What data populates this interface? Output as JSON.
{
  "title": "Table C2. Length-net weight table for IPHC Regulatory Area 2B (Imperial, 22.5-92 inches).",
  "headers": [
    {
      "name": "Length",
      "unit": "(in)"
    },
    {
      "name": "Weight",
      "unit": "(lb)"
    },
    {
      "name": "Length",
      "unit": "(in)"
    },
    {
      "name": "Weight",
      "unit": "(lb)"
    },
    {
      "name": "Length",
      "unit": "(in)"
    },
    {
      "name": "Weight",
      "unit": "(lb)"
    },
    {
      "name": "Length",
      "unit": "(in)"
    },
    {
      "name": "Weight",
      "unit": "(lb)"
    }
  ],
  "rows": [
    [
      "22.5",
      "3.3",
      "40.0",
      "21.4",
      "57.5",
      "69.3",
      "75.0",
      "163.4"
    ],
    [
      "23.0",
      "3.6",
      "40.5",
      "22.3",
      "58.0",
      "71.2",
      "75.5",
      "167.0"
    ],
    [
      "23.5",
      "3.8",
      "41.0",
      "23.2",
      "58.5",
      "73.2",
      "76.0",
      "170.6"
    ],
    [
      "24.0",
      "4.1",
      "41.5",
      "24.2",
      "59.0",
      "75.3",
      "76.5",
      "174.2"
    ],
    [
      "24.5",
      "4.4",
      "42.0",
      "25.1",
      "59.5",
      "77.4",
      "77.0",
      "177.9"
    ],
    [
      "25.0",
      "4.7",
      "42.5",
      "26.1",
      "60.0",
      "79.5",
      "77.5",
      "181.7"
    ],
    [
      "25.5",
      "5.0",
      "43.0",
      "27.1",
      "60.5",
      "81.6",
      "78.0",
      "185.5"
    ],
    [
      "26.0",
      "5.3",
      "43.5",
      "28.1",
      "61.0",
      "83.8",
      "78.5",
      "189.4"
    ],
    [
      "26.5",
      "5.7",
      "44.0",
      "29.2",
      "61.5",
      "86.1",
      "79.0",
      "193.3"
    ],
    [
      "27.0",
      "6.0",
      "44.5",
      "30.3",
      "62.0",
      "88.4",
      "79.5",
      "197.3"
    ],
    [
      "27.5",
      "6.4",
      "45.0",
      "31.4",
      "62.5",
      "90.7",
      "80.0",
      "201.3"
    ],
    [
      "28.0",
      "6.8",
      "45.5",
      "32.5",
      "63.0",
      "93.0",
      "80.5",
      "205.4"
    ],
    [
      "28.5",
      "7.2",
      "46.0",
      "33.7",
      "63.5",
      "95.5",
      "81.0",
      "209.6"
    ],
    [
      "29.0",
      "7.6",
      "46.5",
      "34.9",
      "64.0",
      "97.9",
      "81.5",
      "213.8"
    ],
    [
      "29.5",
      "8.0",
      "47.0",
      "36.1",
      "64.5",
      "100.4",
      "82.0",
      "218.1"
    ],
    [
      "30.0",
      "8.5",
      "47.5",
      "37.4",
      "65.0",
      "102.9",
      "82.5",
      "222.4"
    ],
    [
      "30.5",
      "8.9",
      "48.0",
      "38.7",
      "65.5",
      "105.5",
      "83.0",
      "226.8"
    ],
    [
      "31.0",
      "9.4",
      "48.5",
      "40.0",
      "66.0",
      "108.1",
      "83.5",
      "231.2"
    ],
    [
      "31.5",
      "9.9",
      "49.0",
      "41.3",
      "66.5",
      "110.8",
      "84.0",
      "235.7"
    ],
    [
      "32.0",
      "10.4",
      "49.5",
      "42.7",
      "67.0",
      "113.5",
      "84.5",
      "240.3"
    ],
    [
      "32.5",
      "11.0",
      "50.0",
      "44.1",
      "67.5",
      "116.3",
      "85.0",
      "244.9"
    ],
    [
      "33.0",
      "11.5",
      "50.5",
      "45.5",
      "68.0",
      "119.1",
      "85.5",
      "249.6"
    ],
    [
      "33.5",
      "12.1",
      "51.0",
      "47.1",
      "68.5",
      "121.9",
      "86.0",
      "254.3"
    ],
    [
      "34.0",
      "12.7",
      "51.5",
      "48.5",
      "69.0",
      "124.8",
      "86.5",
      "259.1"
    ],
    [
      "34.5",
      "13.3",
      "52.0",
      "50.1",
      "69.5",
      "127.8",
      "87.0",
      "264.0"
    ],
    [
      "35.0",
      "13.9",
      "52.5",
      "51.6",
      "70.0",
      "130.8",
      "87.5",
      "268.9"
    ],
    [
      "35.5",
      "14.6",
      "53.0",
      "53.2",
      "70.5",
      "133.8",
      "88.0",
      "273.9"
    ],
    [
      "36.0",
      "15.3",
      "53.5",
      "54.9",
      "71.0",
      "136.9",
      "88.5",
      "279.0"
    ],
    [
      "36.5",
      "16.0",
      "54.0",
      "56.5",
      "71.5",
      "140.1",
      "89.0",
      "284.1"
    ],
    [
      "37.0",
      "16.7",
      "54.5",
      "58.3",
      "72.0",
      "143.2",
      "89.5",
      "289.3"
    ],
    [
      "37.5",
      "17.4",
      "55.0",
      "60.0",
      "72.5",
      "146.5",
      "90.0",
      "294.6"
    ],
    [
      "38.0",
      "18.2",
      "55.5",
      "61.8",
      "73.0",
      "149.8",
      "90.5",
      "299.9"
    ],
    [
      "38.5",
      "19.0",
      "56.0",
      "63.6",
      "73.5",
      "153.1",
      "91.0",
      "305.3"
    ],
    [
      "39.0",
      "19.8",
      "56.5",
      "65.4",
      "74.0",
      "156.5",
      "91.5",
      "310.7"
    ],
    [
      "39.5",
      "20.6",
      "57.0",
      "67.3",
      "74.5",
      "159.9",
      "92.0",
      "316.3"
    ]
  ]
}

★ ★ ★ ★ ★ ★ ★

# TASK DESCRIPTION:
Set down the material above again, word for word.

# OUTPUT FOR THIS EXERCISE:
What data populates this interface? Output as JSON.
{
  "title": "Table C2. Length-net weight table for IPHC Regulatory Area 2B (Imperial, 22.5-92 inches).",
  "headers": [
    {
      "name": "Length",
      "unit": "(in)"
    },
    {
      "name": "Weight",
      "unit": "(lb)"
    },
    {
      "name": "Length",
      "unit": "(in)"
    },
    {
      "name": "Weight",
      "unit": "(lb)"
    },
    {
      "name": "Length",
      "unit": "(in)"
    },
    {
      "name": "Weight",
      "unit": "(lb)"
    },
    {
      "name": "Length",
      "unit": "(in)"
    },
    {
      "name": "Weight",
      "unit": "(lb)"
    }
  ],
  "rows": [
    [
      "22.5",
      "3.3",
      "40.0",
      "21.4",
      "57.5",
      "69.3",
      "75.0",
      "163.4"
    ],
    [
      "23.0",
      "3.6",
      "40.5",
      "22.3",
      "58.0",
      "71.2",
      "75.5",
      "167.0"
    ],
    [
      "23.5",
      "3.8",
      "41.0",
      "23.2",
      "58.5",
      "73.2",
      "76.0",
      "170.6"
    ],
    [
      "24.0",
      "4.1",
      "41.5",
      "24.2",
      "59.0",
      "75.3",
      "76.5",
      "174.2"
    ],
    [
      "24.5",
      "4.4",
      "42.0",
      "25.1",
      "59.5",
      "77.4",
      "77.0",
      "177.9"
    ],
    [
      "25.0",
      "4.7",
      "42.5",
      "26.1",
      "60.0",
      "79.5",
      "77.5",
      "181.7"
    ],
    [
      "25.5",
      "5.0",
      "43.0",
      "27.1",
      "60.5",
      "81.6",
      "78.0",
      "185.5"
    ],
    [
      "26.0",
      "5.3",
      "43.5",
      "28.1",
      "61.0",
      "83.8",
      "78.5",
      "189.4"
    ],
    [
      "26.5",
      "5.7",
      "44.0",
      "29.2",
      "61.5",
      "86.1",
      "79.0",
      "193.3"
    ],
    [
      "27.0",
      "6.0",
      "44.5",
      "30.3",
      "62.0",
      "88.4",
      "79.5",
      "197.3"
    ],
    [
      "27.5",
      "6.4",
      "45.0",
      "31.4",
      "62.5",
      "90.7",
      "80.0",
      "201.3"
    ],
    [
      "28.0",
      "6.8",
      "45.5",
      "32.5",
      "63.0",
      "93.0",
      "80.5",
      "205.4"
    ],
    [
      "28.5",
      "7.2",
      "46.0",
      "33.7",
      "63.5",
      "95.5",
      "81.0",
      "209.6"
    ],
    [
      "29.0",
      "7.6",
      "46.5",
      "34.9",
      "64.0",
      "97.9",
      "81.5",
      "213.8"
    ],
    [
      "29.5",
      "8.0",
      "47.0",
      "36.1",
      "64.5",
      "100.4",
      "82.0",
      "218.1"
    ],
    [
      "30.0",
      "8.5",
      "47.5",
      "37.4",
      "65.0",
      "102.9",
      "82.5",
      "222.4"
    ],
    [
      "30.5",
      "8.9",
      "48.0",
      "38.7",
      "65.5",
      "105.5",
      "83.0",
      "226.8"
    ],
    [
      "31.0",
      "9.4",
      "48.5",
      "40.0",
      "66.0",
      "108.1",
      "83.5",
      "231.2"
    ],
    [
      "31.5",
      "9.9",
      "49.0",
      "41.3",
      "66.5",
      "110.8",
      "84.0",
      "235.7"
    ],
    [
      "32.0",
      "10.4",
      "49.5",
      "42.7",
      "67.0",
      "113.5",
      "84.5",
      "240.3"
    ],
    [
      "32.5",
      "11.0",
      "50.0",
      "44.1",
      "67.5",
      "116.3",
      "85.0",
      "244.9"
    ],
    [
      "33.0",
      "11.5",
      "50.5",
      "45.5",
      "68.0",
      "119.1",
      "85.5",
      "249.6"
    ],
    [
      "33.5",
      "12.1",
      "51.0",
      "47.1",
      "68.5",
      "121.9",
      "86.0",
      "254.3"
    ],
    [
      "34.0",
      "12.7",
      "51.5",
      "48.5",
      "69.0",
      "124.8",
      "86.5",
      "259.1"
    ],
    [
      "34.5",
      "13.3",
      "52.0",
      "50.1",
      "69.5",
      "127.8",
      "87.0",
      "264.0"
    ],
    [
      "35.0",
      "13.9",
      "52.5",
      "51.6",
      "70.0",
      "130.8",
      "87.5",
      "268.9"
    ],
    [
      "35.5",
      "14.6",
      "53.0",
      "53.2",
      "70.5",
      "133.8",
      "88.0",
      "273.9"
    ],
    [
      "36.0",
      "15.3",
      "53.5",
      "54.9",
      "71.0",
      "136.9",
      "88.5",
      "279.0"
    ],
    [
      "36.5",
      "16.0",
      "54.0",
      "56.5",
      "71.5",
      "140.1",
      "89.0",
      "284.1"
    ],
    [
      "37.0",
      "16.7",
      "54.5",
      "58.3",
      "72.0",
      "143.2",
      "89.5",
      "289.3"
    ],
    [
      "37.5",
      "17.4",
      "55.0",
      "60.0",
      "72.5",
      "146.5",
      "90.0",
      "294.6"
    ],
    [
      "38.0",
      "18.2",
      "55.5",
      "61.8",
      "73.0",
      "149.8",
      "90.5",
      "299.9"
    ],
    [
      "38.5",
      "19.0",
      "56.0",
      "63.6",
      "73.5",
      "153.1",
      "91.0",
      "305.3"
    ],
    [
      "39.0",
      "19.8",
      "56.5",
      "65.4",
      "74.0",
      "156.5",
      "91.5",
      "310.7"
    ],
    [
      "39.5",
      "20.6",
      "57.0",
      "67.3",
      "74.5",
      "159.9",
      "92.0",
      "316.3"
    ]
  ]
}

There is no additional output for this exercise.